Task goal
Copy all lines holding the word "JSON" from the entries.

Entries with figure data
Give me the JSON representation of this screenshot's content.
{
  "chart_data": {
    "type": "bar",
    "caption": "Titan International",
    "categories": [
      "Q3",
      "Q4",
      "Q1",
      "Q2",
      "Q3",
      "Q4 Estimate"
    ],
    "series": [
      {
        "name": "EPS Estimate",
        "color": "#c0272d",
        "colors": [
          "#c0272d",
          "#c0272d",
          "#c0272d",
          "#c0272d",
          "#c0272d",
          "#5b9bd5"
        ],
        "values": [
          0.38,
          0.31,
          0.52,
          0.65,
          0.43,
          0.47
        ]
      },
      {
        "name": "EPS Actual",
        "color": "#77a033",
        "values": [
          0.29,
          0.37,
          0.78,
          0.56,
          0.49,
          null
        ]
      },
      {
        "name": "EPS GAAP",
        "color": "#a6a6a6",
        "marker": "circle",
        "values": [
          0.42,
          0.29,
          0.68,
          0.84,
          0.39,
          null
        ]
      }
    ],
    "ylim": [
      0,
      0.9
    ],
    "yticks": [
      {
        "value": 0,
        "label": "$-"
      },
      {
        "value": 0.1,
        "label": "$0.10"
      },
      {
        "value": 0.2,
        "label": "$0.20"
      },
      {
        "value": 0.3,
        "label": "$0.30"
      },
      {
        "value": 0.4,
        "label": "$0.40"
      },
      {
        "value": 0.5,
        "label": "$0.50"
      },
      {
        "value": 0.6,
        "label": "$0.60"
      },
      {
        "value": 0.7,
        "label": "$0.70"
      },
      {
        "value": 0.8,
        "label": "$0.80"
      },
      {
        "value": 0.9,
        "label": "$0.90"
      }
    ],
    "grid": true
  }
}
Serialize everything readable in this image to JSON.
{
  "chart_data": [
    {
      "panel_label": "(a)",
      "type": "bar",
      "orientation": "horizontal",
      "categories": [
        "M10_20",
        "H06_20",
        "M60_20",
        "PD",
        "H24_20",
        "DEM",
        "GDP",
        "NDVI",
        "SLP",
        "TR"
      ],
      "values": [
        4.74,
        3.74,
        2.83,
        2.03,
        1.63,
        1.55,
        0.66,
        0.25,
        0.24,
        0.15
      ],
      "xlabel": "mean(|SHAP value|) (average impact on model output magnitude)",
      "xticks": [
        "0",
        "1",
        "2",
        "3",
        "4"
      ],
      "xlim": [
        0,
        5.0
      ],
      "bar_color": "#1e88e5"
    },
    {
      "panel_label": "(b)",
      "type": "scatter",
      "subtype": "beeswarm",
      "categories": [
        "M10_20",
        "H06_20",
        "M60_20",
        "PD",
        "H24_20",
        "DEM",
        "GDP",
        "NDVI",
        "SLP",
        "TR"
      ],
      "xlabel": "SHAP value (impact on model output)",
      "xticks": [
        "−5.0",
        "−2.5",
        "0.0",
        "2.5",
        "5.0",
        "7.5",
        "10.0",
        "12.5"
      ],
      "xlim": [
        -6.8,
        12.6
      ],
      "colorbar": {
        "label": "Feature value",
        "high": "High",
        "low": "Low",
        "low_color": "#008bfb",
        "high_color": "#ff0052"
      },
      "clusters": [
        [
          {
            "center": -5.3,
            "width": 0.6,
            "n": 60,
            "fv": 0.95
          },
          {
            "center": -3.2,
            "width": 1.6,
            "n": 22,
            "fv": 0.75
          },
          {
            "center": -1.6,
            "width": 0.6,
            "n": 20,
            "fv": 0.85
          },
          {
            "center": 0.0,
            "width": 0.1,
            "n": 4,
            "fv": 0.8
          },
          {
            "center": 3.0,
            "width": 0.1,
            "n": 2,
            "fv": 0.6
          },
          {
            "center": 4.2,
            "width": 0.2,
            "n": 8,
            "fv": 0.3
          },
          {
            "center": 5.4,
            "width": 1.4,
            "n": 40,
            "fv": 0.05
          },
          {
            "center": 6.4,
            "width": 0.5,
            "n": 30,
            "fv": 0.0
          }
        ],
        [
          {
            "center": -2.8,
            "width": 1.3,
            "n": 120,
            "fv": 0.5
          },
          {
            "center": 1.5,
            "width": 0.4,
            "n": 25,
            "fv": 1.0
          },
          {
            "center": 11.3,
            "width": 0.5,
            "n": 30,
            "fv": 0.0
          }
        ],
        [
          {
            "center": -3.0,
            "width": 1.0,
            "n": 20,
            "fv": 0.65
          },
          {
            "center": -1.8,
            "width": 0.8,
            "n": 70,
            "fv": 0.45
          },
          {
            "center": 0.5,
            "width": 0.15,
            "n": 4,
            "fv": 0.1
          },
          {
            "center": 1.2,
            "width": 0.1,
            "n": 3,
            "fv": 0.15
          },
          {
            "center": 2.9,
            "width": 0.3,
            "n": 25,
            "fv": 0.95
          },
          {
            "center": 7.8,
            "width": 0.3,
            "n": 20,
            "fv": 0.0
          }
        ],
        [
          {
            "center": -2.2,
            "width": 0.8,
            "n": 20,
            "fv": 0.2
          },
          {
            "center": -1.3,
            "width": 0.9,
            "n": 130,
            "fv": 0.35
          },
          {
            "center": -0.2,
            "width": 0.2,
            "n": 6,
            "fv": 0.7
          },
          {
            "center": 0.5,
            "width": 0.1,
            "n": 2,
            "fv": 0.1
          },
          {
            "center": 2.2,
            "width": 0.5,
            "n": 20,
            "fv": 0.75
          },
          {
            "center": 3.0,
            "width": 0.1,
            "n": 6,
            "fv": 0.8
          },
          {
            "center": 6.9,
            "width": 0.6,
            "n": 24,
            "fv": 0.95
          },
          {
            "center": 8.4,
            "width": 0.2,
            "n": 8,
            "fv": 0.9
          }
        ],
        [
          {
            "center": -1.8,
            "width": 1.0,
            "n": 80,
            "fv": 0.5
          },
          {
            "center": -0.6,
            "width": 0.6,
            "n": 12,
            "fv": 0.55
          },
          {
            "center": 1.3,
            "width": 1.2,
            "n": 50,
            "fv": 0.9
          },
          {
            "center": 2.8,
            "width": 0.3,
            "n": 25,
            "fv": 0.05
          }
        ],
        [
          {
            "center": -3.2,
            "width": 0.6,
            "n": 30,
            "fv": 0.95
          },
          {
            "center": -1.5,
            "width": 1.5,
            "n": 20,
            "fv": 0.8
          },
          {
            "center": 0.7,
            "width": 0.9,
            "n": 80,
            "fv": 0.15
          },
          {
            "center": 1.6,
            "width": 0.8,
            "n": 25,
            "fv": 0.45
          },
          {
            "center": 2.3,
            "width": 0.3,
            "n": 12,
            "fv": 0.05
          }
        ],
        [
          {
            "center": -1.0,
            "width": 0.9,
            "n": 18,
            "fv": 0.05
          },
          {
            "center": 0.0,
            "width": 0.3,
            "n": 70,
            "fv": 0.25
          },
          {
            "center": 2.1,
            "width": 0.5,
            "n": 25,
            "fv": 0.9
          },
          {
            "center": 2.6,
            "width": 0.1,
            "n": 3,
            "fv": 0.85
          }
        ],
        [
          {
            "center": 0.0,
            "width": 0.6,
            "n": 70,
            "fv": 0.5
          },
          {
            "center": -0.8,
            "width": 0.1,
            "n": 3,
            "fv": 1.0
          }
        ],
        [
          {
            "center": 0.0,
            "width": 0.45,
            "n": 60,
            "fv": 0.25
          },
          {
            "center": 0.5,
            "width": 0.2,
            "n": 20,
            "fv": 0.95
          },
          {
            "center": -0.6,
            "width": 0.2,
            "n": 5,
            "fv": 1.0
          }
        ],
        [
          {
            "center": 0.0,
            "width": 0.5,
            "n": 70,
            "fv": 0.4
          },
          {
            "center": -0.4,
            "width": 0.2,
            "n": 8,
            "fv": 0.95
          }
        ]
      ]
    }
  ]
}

Result of the task
Give me the JSON representation of this screenshot's content.
Serialize everything readable in this image to JSON.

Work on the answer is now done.